**Given exercise a:** In the records below, return the lines from the one containing "top-label: Top: [434,207,449,216]" up to and including the one containing "bullets-icon[interactable]: ☰ [511,101,520,112]", each repeated character for character.

**Provided passage:**
**********

This document is now end of life. I suspect soon Mozilla Firefox will be irrelevant too.

A lot has happened in the year since I wrote most of this material.

Most importantly, last September Raymond Hill announced end of support for uMatrix. I’m a little disappointed but not very surprised, because uBlock Origin is more mainstream and does 80% of the work without burdening the user to maintain whitelists of websites.

Secondly, Mozilla laid off at least a quarter of its employees while at the same time revealing an executive pay increase of 400% over several years. Skipping much lamentation, Mozilla and its flagship product Firefox are circling the drain more rapidly than ever before. (In this way, Mozilla has fulfilled the “rags to riches to willing its own self-destruction” story line, a surprisingly common story line in modern day literature and theater.)

Plus with all of the gratuitous (in the negative sense) user interface changes, I am finally fed up with Mozilla’s continual “We know better than our users” attitude towards the dwindling remainder of their Firefox user base (currently below 5%). I thought this “revolutionary” period of lifting the codebase onto Electrolysis was over. I wonder, Mozilla: who are your real stakeholders?

**********

(Boxed element records)
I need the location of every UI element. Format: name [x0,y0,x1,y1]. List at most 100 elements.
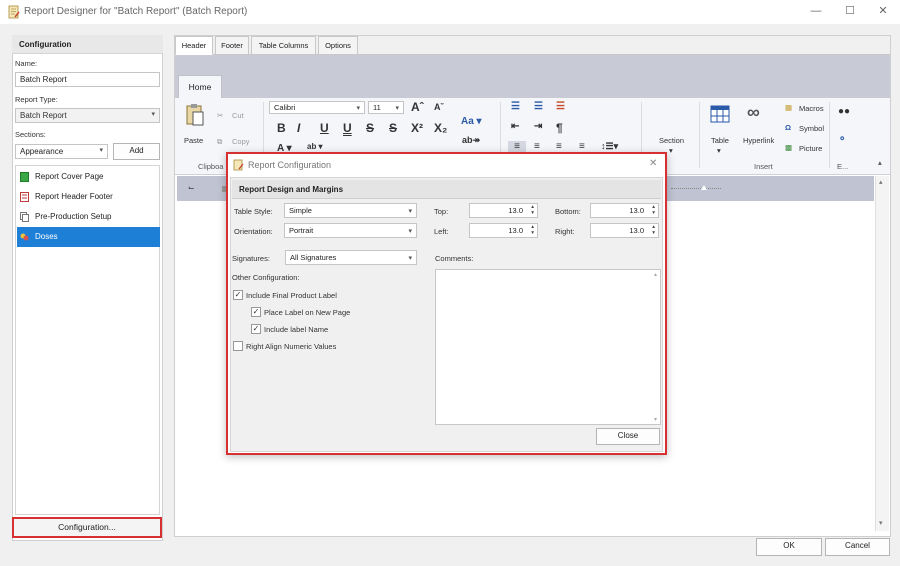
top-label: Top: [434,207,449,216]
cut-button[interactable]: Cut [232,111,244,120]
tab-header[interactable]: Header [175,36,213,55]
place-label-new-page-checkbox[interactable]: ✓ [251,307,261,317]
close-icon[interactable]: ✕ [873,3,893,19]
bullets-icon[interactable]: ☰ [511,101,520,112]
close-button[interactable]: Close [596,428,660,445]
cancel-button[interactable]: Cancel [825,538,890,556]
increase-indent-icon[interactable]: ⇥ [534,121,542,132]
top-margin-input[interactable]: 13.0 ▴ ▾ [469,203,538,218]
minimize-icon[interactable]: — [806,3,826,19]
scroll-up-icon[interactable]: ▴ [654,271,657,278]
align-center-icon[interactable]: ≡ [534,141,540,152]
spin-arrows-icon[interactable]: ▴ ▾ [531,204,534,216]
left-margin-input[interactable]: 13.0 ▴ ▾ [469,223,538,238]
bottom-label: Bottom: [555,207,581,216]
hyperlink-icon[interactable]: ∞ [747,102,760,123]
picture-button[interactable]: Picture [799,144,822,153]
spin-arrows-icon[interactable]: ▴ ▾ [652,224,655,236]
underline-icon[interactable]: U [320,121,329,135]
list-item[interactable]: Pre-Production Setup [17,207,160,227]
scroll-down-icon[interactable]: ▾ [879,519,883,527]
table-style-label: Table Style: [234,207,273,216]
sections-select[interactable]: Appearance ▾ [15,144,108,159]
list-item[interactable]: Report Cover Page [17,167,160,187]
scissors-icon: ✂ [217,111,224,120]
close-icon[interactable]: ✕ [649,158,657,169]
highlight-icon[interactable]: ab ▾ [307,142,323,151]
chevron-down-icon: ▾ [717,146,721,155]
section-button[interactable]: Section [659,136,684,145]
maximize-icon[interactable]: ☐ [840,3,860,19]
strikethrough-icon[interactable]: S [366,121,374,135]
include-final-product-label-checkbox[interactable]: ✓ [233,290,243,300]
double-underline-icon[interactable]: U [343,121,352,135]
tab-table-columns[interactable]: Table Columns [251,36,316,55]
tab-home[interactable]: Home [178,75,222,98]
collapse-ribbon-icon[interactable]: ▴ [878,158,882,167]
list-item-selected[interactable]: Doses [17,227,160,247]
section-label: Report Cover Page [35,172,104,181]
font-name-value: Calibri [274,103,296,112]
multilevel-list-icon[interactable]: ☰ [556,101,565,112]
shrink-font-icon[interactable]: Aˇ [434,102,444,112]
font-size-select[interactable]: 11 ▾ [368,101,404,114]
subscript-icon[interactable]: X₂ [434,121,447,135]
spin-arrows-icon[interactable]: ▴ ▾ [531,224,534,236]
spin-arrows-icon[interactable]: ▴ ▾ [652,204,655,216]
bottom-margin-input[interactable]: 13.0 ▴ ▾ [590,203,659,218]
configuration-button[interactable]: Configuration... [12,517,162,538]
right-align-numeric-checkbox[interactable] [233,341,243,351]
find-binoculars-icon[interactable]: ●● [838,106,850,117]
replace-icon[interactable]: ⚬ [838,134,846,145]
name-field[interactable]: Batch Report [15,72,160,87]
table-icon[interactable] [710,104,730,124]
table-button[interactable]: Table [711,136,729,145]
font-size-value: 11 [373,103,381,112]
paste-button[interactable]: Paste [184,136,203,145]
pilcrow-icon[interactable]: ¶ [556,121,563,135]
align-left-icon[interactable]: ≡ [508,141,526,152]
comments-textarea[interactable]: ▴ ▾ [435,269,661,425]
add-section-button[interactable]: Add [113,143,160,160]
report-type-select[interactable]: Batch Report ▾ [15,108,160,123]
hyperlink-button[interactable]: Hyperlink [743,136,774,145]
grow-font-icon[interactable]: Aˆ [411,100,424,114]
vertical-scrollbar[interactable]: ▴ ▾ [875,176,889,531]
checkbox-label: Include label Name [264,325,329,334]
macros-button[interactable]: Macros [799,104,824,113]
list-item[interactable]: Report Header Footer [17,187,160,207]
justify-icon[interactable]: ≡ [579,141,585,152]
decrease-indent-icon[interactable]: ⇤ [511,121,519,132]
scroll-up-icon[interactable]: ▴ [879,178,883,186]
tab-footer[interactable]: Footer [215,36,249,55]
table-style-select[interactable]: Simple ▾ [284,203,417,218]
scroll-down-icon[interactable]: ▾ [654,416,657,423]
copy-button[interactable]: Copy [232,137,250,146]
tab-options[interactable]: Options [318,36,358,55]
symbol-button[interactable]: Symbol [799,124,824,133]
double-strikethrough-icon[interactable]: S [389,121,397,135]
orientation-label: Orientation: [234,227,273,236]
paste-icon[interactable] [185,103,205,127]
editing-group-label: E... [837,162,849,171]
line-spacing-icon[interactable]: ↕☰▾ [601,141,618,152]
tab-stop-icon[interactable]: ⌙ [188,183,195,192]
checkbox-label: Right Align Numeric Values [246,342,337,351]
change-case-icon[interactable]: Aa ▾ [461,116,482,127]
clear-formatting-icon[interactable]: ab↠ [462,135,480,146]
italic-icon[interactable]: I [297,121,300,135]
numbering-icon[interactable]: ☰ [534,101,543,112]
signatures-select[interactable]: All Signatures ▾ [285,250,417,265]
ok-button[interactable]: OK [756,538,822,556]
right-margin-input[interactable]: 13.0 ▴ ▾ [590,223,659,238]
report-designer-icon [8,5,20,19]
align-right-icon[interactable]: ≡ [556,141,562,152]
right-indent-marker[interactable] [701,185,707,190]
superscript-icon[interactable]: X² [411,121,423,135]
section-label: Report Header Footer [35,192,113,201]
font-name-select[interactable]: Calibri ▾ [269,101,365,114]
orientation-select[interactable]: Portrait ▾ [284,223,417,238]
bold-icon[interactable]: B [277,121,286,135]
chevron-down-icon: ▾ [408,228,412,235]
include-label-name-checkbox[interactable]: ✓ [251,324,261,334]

**********

**Given exercise b:** Retype the passage about Mozilla and Firefox from "Secondly, Mozilla laid" up to and including "your real stakeholders?", keeping every character the same.

**Task solution a:**
top-label: Top: [434,207,449,216]
cut-button[interactable]: Cut [232,111,244,120]
tab-header[interactable]: Header [175,36,213,55]
place-label-new-page-checkbox[interactable]: ✓ [251,307,261,317]
close-icon[interactable]: ✕ [873,3,893,19]
bullets-icon[interactable]: ☰ [511,101,520,112]

**Task solution b:**
Secondly, Mozilla laid off at least a quarter of its employees while at the same time revealing an executive pay increase of 400% over several years. Skipping much lamentation, Mozilla and its flagship product Firefox are circling the drain more rapidly than ever before. (In this way, Mozilla has fulfilled the “rags to riches to willing its own self-destruction” story line, a surprisingly common story line in modern day literature and theater.)

Plus with all of the gratuitous (in the negative sense) user interface changes, I am finally fed up with Mozilla’s continual “We know better than our users” attitude towards the dwindling remainder of their Firefox user base (currently below 5%). I thought this “revolutionary” period of lifting the codebase onto Electrolysis was over. I wonder, Mozilla: who are your real stakeholders?